# [Problem description]
Whenever a line carries the word "favicon", pull it out of the entries.

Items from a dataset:
::::::::::

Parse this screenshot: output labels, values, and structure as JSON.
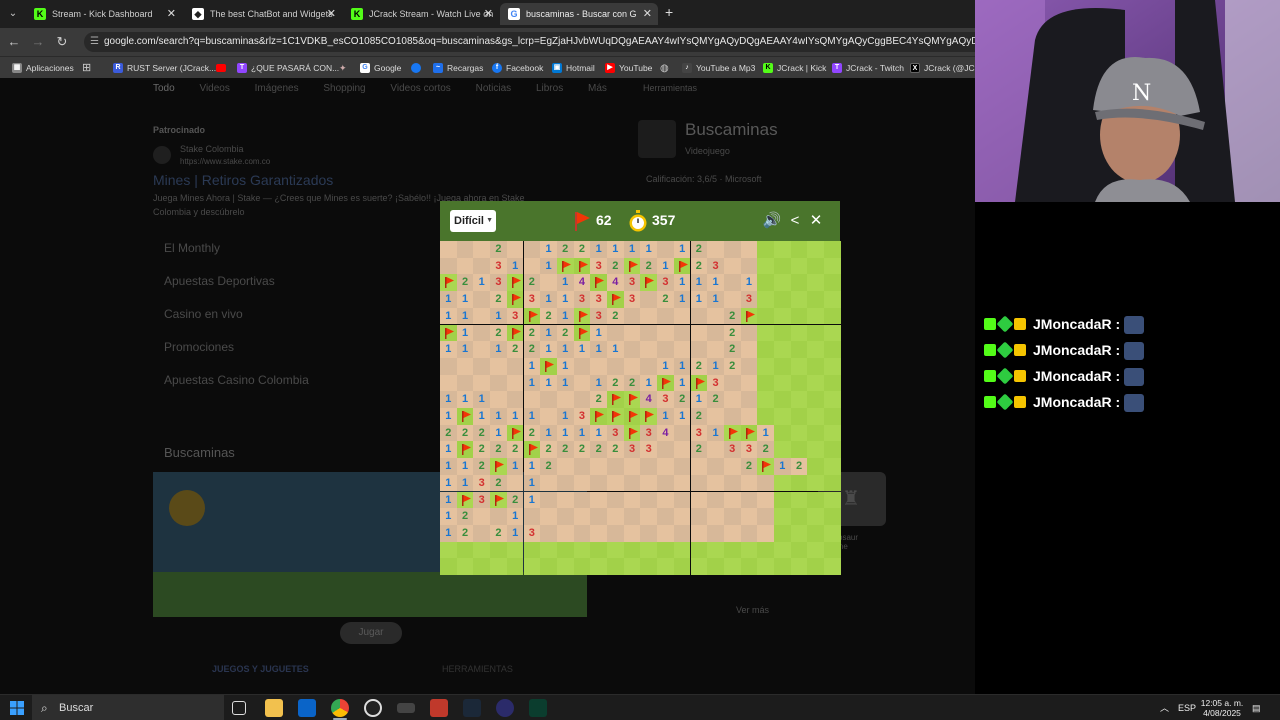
{
  "browser": {
    "tabs": [
      {
        "title": "Stream - Kick Dashboard",
        "active": false,
        "favicon": "kick-icon"
      },
      {
        "title": "The best ChatBot and Widgets",
        "active": false,
        "favicon": "botrix-icon"
      },
      {
        "title": "JCrack Stream - Watch Live on",
        "active": false,
        "favicon": "kick-icon"
      },
      {
        "title": "buscaminas - Buscar con G",
        "active": true,
        "favicon": "google-icon"
      }
    ],
    "new_tab": "+",
    "url": "google.com/search?q=buscaminas&rlz=1C1VDKB_esCO1085CO1085&oq=buscaminas&gs_lcrp=EgZjaHJvbWUqDQgAEAAY4wIYsQMYgAQyDQgAEAAY4wIYsQMYgAQyCggBEC4YsQMYgAQyDQgCEAAYgwEYsQMY",
    "bookmarks": [
      {
        "label": "Aplicaciones",
        "icon": "apps-icon",
        "color": "#888888"
      },
      {
        "label": "RUST Server (JCrack...",
        "icon": "rust-icon",
        "color": "#3b5bdb"
      },
      {
        "label": "¿QUE PASARÁ CON...",
        "icon": "twitch-icon",
        "color": "#9146ff"
      },
      {
        "label": "Google",
        "icon": "google-icon",
        "color": "#4285f4"
      },
      {
        "label": "Recargas",
        "icon": "recargas-icon",
        "color": "#1f6feb"
      },
      {
        "label": "Facebook",
        "icon": "facebook-icon",
        "color": "#1877f2"
      },
      {
        "label": "Hotmail",
        "icon": "hotmail-icon",
        "color": "#0078d4"
      },
      {
        "label": "YouTube",
        "icon": "youtube-icon",
        "color": "#ff0000"
      },
      {
        "label": "YouTube a Mp3",
        "icon": "ytmp3-icon",
        "color": "#444444"
      },
      {
        "label": "JCrack | Kick",
        "icon": "kick-icon",
        "color": "#53fc18"
      },
      {
        "label": "JCrack - Twitch",
        "icon": "twitch-icon",
        "color": "#9146ff"
      },
      {
        "label": "JCrack (@JCra",
        "icon": "x-icon",
        "color": "#000000"
      }
    ]
  },
  "google": {
    "tabs": [
      "Todo",
      "Videos",
      "Imágenes",
      "Shopping",
      "Videos cortos",
      "Noticias",
      "Libros",
      "Más"
    ],
    "sponsored": "Patrocinado",
    "ad_site": "Stake Colombia",
    "ad_url": "https://www.stake.com.co",
    "ad_title": "Mines | Retiros Garantizados",
    "ad_desc1": "Juega Mines Ahora | Stake — ¿Crees que Mines es suerte? ¡Sabélo!! ¡Juega ahora en Stake",
    "ad_desc2": "Colombia y descúbrelo",
    "ad_links": [
      "El Monthly",
      "Apuestas Deportivas",
      "Casino en vivo",
      "Promociones",
      "Apuestas Casino Colombia"
    ],
    "section_title": "Buscaminas",
    "play_button": "Jugar",
    "bottom_tabs": [
      "JUEGOS Y JUGUETES",
      "HERRAMIENTAS"
    ],
    "panel_header": "Herramientas",
    "panel_title": "Buscaminas",
    "panel_subtitle": "Videojuego",
    "panel_rating": "Calificación: 3,6/5 · Microsoft",
    "panel_more": "Ver más",
    "panel_dino": "Dinosaur Game"
  },
  "game": {
    "difficulty": "Difícil",
    "flags": "62",
    "time": "357",
    "colors": {
      "header": "#4a752c",
      "light_grass": "#aad751",
      "dark_grass": "#a2d149",
      "light_dirt": "#e5c29f",
      "dark_dirt": "#d7b899"
    },
    "board_rows": [
      "...2..1221111.12...",
      "...31.1FF32F21F23..",
      "F213F2.14F43F3111.1",
      "11.2F31133F3.2111.3",
      "11.13F21F32......2F",
      "F1.2F212F1.......2.",
      "11.12211111......2.",
      ".....1F1.....11212.",
      ".....111.1221F1F3..",
      "111......2FF43212..",
      "1F1111.13FFFF112...",
      "2221F211113F34.31FF1",
      "1F222F2222233..2.332",
      "112F112...........2F12",
      "1132.1..............",
      "1F3F21..............",
      "12..1...............",
      "12.213.............."
    ]
  },
  "chat": {
    "lines": [
      {
        "user": "JMoncadaR :"
      },
      {
        "user": "JMoncadaR :"
      },
      {
        "user": "JMoncadaR :"
      },
      {
        "user": "JMoncadaR :"
      }
    ]
  },
  "taskbar": {
    "search_placeholder": "Buscar",
    "language": "ESP",
    "time": "12:05 a. m.",
    "date": "4/08/2025"
  }
}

::::::::::

# [Solution to this task]
        "favicon": "kick-icon"
        "favicon": "botrix-icon"
        "favicon": "kick-icon"
        "favicon": "google-icon"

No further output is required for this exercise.